* _What is being asked_: The records below must be written out exactly, with every picture left behind.

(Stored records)
+---+

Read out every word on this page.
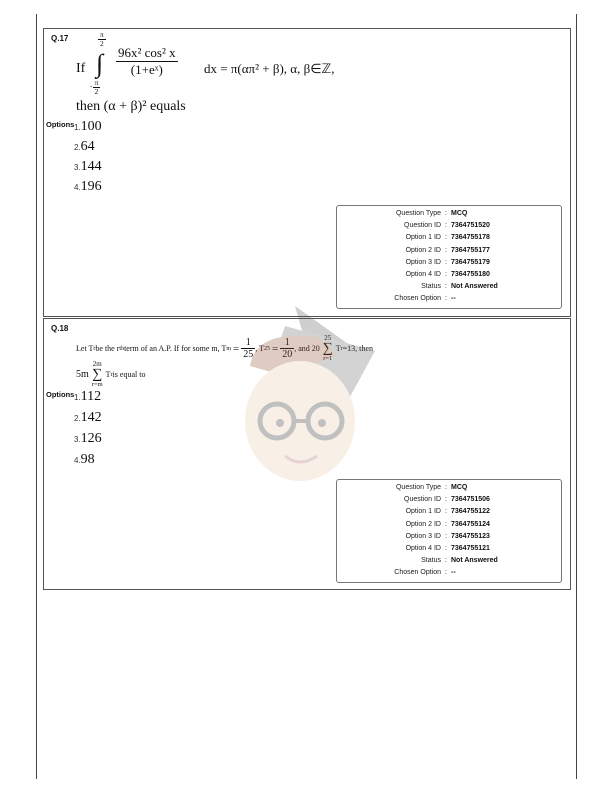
Q.17
If ∫
$\frac{\pi}{2}$
- $\frac{\pi}{2}$
$\frac{\text{96x² cos² x}}{\text{(1+eˣ)}}$ dx = π(απ² + β), α, β∈ℤ,
then (α + β)² equals
Options 1.100
2.64
3.144
4.196
Question Type : MCQ
Question ID : 7364751520
Option 1 ID : 7364755178
Option 2 ID : 7364755177
Option 3 ID : 7364755179
Option 4 ID : 7364755180
Status : Not Answered
Chosen Option : --
Q.18
Let T r be the r th term of an A.P. If for some m, T $m = \frac{1}{25}$ , T $25 = \frac{1}{20}$ , and 20
25
∑
r=1
T r =13, then
5m
2m
∑
r=m
T r is equal to
Options 1.112
2.142
3.126
4.98
Question Type : MCQ
Question ID : 7364751506
Option 1 ID : 7364755122
Option 2 ID : 7364755124
Option 3 ID : 7364755123
Option 4 ID : 7364755121
Status : Not Answered
Chosen Option : --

+---+

* _Exercise answer_:
Read out every word on this page.
Q.17
If ∫
$\frac{\pi}{2}$
- $\frac{\pi}{2}$
$\frac{\text{96x² cos² x}}{\text{(1+eˣ)}}$ dx = π(απ² + β), α, β∈ℤ,
then (α + β)² equals
Options 1.100
2.64
3.144
4.196
Question Type : MCQ
Question ID : 7364751520
Option 1 ID : 7364755178
Option 2 ID : 7364755177
Option 3 ID : 7364755179
Option 4 ID : 7364755180
Status : Not Answered
Chosen Option : --
Q.18
Let T r be the r th term of an A.P. If for some m, T $m = \frac{1}{25}$ , T $25 = \frac{1}{20}$ , and 20
25
∑
r=1
T r =13, then
5m
2m
∑
r=m
T r is equal to
Options 1.112
2.142
3.126
4.98
Question Type : MCQ
Question ID : 7364751506
Option 1 ID : 7364755122
Option 2 ID : 7364755124
Option 3 ID : 7364755123
Option 4 ID : 7364755121
Status : Not Answered
Chosen Option : --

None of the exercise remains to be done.